■ **Dataset rows**:
+ + +

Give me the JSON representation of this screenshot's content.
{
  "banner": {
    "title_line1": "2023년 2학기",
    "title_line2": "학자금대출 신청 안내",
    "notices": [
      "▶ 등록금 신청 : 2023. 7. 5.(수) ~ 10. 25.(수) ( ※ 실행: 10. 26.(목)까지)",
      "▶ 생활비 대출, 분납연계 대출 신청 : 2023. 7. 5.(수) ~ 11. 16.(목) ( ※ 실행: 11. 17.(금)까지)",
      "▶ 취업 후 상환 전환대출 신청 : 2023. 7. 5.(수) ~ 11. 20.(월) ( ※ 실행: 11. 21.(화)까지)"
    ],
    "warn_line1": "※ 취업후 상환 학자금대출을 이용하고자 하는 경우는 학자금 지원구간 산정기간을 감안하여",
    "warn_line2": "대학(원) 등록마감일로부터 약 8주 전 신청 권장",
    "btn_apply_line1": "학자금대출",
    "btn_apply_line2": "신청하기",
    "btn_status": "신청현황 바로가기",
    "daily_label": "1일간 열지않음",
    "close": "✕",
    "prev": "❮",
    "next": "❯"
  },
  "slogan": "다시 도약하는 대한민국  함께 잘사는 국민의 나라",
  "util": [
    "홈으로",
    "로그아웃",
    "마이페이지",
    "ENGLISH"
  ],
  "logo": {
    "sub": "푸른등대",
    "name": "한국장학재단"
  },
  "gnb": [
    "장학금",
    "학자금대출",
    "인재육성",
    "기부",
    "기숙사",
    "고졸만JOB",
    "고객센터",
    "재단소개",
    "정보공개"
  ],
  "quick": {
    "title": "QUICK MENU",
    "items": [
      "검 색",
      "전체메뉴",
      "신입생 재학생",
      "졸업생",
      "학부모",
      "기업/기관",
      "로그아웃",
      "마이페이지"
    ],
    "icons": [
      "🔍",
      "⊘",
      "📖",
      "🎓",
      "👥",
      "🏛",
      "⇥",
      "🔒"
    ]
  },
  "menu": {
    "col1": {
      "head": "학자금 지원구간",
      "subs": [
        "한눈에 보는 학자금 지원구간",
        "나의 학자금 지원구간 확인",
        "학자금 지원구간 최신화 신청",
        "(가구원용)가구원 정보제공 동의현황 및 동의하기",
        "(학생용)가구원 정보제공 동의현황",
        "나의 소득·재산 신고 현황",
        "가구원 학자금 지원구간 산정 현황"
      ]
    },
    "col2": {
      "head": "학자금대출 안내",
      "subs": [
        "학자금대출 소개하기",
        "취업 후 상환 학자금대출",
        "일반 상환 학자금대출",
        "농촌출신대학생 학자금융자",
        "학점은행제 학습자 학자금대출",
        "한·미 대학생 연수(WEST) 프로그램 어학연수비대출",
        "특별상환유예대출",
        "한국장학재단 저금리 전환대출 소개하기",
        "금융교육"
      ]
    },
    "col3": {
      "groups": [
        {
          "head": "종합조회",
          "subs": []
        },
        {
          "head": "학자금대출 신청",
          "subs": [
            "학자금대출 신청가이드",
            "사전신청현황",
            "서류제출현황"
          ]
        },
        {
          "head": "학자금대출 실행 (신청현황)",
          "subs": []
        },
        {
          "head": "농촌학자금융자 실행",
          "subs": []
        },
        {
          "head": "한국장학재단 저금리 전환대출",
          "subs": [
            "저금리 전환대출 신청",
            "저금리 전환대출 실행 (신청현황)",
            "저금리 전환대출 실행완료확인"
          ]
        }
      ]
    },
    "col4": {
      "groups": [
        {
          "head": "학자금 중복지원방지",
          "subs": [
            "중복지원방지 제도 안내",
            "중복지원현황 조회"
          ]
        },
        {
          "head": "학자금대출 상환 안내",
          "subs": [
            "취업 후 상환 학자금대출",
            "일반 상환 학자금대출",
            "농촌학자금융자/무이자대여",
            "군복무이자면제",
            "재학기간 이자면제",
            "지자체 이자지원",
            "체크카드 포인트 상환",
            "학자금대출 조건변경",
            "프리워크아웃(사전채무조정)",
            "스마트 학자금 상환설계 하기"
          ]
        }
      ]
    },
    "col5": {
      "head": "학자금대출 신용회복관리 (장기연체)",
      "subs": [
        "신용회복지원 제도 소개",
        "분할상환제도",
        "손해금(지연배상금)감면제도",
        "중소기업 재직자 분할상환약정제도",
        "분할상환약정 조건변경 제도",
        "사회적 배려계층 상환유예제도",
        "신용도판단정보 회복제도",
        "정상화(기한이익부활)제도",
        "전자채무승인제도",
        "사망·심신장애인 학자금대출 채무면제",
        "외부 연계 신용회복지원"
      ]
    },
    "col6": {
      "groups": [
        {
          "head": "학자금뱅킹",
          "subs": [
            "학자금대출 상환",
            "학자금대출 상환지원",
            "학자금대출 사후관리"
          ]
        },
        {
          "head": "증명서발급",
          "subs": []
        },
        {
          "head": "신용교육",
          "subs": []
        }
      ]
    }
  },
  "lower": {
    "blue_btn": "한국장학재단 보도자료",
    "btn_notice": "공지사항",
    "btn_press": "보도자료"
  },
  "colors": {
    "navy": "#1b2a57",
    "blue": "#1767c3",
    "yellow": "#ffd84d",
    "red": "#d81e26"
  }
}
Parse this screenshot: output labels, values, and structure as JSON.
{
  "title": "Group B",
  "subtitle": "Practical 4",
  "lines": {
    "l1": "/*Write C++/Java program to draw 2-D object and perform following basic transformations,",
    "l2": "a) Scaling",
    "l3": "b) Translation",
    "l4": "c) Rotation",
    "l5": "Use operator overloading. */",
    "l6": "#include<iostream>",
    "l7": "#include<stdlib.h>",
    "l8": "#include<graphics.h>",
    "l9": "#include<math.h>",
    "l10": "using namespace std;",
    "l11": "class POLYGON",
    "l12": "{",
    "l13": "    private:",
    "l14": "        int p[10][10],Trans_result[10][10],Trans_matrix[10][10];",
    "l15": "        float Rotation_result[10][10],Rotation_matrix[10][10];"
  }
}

+ + +

■ **EXERCISE DIRECTIONS**:
Point out every line holding the string "정보제공" and copy it.

■ **EXERCISE OUTPUT**:
        "(가구원용)가구원 정보제공 동의현황 및 동의하기",
        "(학생용)가구원 정보제공 동의현황",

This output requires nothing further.